# [Tasks]
#1 Answer these questions from the passage on the Bleriot monoplane, marking each answer (a), (b) or (c):
(a) Between which two places did Bleriot drive his machine on October 31, 1908?
(b) What is the lateral spread of the main plane?
(c) What is the area of the rudder?
#2 Put the lines of the records into a JSON list of strings, one string per line and no blank lines. Begin with the first line of the records, and stop after the line containing "bar <box>241 271 253 356</box>", including it.

# [Page text]
##########
The continual multiplication of new forms of the monoplane makes it possible to notice only those which exhibit the wider differences.

THE BLERIOT MONOPLANE.

The Bleriot monoplane has the distinction of being the first wholly successful flying machine. Although the Wright machine was making flights years before the Bleriot had been built, it was still dependent upon a starting device to enable it to leave the ground. That is, the Wright machine was not complete in itself, and was entirely helpless at even a short distance from its starting tower, rail, and car, which it was unable to carry along. Because of its completeness, M. Bleriot was able to drive his machine from Toury to Artenay, France (a distance of 8¾ miles) on October 31, 1908, make a landing, start on the return trip, make a second landing, and again continue his journey back to Toury, all under his own unassisted power. This feat was impossible to the Wright machine as it was then constructed, thus leaving the Bleriot monoplane in undisputed pre-eminence in the history of aviation.

A Bleriot monoplane, “No. XI,” in flight.

At a little distance, where the details of construction are not visible, the Bleriot machine has the appearance of a gigantic bird. The sustaining surface, consisting of a single plane, is divided into two wings made of a stiff parchment-like material, mounted one on each side of a framework of the body, which is built of mahogany and whitewood trussed with diagonal ties of steel wire.

The main plane has a lateral spread of 28 feet and a depth of 6 feet, and is rounded at the ends. It has an area of about 150 square feet, and is slightly concave on the under side. The tail-plane is 6 feet long and 2 feet 8 inches in depth; at its ends are the elevators, consisting of pivoted wing tips each about 2 feet 6 inches square with rounded extremities. The rudder for steering to left or right is mounted at the extreme rear end of the body, and has an area of 9 square feet.

The Bleriot “No. XII.,” showing new form of tail, and the complete encasing with fabric.

The body is framed nearly square in front and tapers to a wedge-like edge at the rear. It extends far enough in front of the main plane to give room for the motor and propeller. The seat for the pilot is on a line with the rear edge of the main plane, and above it. The forward part of the body is enclosed with fabric.

Forward chassis of Bleriot monoplane, showing caster mounting of wheels. The framing of the body is shown by the dotted lines.

The machine is mounted on three wheels attached to the body: two at the front, with a powerful spring suspension and pivoted like a caster, and the other rigidly at a point just forward of the rudders.

The lateral balance is restored by warping the tips of the main plane; if necessary, the elevator tips at the rear may be operated to assist in this. All the controls are actuated by a single lever and a drum to which the several wires are attached.

Diagram of Bleriot “No. XI.,” from the rear. A, A, main plane; B, tail; C, body; D, D, wing tips of tail; E, rudder; H, propeller; M, motor; O, axis of wing tips; R, radiator; a, a, b, b, spars of wings; h, h, guy wires; p, k, truss.
##########
# [Entries]
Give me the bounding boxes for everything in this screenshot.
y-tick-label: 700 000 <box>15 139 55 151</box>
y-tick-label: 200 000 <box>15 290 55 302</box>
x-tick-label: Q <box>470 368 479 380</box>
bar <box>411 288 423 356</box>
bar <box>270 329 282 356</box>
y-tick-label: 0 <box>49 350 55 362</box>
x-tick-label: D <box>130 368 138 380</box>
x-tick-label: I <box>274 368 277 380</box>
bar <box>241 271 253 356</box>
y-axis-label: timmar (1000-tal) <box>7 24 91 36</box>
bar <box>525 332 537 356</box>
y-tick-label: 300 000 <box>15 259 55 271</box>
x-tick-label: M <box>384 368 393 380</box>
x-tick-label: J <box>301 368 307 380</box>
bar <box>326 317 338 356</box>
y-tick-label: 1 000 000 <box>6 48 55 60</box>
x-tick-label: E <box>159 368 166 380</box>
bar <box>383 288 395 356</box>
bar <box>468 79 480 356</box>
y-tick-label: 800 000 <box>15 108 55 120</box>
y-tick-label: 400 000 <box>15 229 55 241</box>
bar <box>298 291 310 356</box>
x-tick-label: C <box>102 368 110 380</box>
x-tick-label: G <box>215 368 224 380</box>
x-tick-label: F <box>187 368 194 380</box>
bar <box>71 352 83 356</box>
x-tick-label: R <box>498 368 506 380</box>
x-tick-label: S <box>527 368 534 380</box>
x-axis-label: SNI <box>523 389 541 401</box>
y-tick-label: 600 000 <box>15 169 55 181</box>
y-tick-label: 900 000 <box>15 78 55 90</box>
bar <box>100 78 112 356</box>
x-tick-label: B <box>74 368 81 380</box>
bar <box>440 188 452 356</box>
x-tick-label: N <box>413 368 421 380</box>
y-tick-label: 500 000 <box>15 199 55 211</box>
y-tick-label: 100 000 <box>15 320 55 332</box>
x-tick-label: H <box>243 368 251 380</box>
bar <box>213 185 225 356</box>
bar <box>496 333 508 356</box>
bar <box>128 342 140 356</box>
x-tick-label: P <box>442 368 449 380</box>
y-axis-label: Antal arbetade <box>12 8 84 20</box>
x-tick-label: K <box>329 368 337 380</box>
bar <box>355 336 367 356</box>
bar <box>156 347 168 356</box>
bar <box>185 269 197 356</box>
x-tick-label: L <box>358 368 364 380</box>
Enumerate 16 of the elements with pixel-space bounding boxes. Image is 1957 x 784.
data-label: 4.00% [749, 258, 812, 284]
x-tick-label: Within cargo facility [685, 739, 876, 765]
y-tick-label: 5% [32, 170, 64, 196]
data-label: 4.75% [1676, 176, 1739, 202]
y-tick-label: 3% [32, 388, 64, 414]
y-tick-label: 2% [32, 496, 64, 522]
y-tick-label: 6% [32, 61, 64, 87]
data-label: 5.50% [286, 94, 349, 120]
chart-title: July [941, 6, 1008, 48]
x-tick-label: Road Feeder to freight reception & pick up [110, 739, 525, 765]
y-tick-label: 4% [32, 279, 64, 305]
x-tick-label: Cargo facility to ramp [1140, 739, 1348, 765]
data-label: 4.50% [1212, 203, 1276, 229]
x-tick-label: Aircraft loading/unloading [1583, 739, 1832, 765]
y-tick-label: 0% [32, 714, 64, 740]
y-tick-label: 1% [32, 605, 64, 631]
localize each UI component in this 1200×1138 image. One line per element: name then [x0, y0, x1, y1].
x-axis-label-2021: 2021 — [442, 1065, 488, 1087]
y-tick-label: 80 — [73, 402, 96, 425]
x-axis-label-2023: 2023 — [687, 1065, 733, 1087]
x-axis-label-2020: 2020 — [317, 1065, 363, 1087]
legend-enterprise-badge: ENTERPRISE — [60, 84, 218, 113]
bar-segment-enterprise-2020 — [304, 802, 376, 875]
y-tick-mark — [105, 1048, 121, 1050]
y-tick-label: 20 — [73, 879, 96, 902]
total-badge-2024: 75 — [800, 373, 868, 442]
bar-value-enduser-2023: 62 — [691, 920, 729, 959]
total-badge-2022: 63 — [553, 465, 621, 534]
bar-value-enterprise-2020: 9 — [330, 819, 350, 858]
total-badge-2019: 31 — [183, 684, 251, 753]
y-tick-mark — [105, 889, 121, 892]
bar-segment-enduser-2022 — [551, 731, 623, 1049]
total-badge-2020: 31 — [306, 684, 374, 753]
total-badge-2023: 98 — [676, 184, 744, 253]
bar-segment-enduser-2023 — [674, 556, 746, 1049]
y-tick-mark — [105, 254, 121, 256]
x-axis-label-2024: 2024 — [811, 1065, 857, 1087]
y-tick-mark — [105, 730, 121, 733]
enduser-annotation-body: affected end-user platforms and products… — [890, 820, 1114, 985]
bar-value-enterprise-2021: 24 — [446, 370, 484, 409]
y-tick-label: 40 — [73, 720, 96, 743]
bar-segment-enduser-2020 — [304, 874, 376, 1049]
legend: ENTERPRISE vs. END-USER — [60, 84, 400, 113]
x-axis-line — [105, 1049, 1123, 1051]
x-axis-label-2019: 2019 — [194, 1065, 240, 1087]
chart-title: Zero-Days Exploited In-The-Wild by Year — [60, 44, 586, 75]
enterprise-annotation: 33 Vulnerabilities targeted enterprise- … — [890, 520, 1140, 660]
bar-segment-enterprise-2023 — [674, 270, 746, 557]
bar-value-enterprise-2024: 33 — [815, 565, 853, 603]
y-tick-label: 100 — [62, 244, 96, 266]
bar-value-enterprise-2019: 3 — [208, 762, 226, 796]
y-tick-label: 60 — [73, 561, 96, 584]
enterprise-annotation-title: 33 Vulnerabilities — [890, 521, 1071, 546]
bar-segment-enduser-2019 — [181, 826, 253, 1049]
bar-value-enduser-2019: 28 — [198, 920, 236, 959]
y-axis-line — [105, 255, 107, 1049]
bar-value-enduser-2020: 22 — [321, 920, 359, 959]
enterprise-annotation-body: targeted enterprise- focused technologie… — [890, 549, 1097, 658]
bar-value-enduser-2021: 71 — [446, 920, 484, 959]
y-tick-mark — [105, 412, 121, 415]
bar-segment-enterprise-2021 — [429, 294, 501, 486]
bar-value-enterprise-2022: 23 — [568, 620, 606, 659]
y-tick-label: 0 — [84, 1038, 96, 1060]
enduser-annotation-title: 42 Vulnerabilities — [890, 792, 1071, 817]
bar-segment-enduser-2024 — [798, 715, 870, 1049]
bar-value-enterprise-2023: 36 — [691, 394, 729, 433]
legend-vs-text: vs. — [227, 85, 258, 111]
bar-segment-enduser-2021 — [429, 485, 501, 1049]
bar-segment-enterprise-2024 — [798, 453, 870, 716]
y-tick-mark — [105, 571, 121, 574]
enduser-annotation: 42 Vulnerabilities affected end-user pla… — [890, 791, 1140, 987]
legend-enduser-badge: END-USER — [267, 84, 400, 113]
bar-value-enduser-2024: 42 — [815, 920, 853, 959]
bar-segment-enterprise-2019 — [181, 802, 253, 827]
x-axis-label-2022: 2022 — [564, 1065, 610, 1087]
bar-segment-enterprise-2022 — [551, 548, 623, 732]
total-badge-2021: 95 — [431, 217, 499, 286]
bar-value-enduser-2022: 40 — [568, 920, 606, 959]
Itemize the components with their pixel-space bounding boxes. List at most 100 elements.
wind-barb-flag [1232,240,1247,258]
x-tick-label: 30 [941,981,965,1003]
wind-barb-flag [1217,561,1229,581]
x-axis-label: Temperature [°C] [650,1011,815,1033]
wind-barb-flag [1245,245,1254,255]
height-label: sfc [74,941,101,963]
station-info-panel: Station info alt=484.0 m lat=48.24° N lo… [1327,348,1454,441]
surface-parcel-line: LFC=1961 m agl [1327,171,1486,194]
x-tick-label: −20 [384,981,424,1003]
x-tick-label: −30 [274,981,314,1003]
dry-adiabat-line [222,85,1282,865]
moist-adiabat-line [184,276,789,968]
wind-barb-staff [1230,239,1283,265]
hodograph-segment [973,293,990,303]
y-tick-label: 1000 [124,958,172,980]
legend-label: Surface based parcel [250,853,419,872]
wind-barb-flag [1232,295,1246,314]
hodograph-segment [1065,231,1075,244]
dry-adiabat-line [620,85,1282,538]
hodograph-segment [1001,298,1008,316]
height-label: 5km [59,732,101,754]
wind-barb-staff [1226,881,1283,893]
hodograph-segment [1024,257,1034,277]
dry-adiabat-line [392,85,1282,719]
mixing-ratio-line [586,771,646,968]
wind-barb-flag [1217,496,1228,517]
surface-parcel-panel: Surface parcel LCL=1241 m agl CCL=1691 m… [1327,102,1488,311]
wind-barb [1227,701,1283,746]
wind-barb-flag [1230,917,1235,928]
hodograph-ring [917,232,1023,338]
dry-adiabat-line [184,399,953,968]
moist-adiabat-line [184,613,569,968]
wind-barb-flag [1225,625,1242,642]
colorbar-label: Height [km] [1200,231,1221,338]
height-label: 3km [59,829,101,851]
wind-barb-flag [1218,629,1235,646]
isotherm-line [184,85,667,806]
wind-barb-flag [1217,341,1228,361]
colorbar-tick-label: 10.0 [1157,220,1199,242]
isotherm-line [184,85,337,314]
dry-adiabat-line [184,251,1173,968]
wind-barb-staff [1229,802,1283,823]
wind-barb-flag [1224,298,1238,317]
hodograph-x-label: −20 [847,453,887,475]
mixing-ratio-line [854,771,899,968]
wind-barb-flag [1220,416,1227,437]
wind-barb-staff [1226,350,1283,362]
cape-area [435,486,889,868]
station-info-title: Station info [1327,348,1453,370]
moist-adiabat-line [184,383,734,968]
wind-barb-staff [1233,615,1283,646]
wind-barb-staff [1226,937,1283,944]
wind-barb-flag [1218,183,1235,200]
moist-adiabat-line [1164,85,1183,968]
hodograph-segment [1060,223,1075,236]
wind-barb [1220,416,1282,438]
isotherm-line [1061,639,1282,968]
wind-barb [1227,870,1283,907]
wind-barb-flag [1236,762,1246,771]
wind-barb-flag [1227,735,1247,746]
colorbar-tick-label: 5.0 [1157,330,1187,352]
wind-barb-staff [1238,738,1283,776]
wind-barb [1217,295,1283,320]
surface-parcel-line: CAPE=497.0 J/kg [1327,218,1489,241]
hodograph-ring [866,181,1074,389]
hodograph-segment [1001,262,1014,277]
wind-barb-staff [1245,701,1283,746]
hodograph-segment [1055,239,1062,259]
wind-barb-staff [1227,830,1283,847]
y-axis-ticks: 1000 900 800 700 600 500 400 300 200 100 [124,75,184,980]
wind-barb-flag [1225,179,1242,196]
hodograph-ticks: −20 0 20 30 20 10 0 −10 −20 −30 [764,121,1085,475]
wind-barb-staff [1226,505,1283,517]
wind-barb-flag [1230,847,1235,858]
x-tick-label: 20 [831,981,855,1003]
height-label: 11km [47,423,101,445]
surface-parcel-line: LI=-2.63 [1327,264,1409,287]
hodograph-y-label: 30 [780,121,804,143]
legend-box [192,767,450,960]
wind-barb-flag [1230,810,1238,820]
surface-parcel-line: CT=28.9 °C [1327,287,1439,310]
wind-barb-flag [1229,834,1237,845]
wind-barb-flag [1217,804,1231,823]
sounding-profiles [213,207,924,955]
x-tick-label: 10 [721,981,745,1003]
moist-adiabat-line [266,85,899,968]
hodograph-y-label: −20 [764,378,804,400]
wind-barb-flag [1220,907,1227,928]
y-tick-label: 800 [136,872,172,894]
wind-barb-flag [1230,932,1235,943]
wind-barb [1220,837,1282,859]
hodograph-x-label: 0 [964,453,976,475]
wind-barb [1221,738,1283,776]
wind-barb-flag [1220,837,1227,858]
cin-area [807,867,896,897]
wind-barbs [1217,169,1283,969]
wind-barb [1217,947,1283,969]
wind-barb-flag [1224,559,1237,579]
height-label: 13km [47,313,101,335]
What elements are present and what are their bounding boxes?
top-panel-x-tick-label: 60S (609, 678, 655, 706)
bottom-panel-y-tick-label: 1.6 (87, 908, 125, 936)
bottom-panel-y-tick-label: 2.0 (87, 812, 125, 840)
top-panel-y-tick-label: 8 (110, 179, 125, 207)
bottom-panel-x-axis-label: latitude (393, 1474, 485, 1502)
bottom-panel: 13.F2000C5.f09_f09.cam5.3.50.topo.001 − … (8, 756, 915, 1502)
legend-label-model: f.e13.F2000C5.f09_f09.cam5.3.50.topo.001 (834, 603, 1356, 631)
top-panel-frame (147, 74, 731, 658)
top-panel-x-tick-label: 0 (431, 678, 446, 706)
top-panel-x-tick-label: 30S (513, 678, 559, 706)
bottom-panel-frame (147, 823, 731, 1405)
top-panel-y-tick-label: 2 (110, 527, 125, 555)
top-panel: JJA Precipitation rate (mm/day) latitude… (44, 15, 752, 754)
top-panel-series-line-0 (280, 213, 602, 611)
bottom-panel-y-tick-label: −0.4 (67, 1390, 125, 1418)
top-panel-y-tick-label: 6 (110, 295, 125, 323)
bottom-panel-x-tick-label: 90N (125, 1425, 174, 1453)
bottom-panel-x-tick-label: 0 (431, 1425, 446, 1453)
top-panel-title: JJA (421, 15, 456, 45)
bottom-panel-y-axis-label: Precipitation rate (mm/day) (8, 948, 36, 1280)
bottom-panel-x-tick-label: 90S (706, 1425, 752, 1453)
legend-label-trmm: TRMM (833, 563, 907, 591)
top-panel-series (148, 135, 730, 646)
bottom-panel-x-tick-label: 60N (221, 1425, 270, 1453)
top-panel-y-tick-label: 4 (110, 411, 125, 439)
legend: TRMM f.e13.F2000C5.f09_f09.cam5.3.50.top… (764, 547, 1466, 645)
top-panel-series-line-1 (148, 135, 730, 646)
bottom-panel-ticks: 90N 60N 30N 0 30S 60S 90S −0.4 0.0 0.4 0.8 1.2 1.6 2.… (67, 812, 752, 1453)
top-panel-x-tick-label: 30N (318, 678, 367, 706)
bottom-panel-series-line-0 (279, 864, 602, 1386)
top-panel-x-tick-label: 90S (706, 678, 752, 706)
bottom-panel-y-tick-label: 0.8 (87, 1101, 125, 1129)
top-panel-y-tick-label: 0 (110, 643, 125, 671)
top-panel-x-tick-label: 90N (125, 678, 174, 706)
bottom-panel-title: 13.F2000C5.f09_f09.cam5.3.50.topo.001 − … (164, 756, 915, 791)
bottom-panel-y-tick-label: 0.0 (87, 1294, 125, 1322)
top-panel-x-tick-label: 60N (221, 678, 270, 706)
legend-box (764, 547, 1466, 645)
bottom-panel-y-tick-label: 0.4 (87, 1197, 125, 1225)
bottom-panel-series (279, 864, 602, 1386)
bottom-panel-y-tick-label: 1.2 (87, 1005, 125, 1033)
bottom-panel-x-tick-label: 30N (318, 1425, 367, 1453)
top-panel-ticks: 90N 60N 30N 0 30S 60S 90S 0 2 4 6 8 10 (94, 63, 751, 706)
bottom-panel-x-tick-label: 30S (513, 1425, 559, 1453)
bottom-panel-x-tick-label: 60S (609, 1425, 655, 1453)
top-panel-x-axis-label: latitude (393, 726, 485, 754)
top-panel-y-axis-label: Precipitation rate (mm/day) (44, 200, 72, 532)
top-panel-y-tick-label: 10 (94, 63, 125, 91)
##########
# [Outputs for the tasks]
#1
(a) Toury and Artenay, France
(b) 28 feet
(c) 9 square feet

#2
[
  "Give me the bounding boxes for everything in this screenshot.",
  "y-tick-label: 700 000 <box>15 139 55 151</box>",
  "y-tick-label: 200 000 <box>15 290 55 302</box>",
  "x-tick-label: Q <box>470 368 479 380</box>",
  "bar <box>411 288 423 356</box>",
  "bar <box>270 329 282 356</box>",
  "y-tick-label: 0 <box>49 350 55 362</box>",
  "x-tick-label: D <box>130 368 138 380</box>",
  "x-tick-label: I <box>274 368 277 380</box>",
  "bar <box>241 271 253 356</box>"
]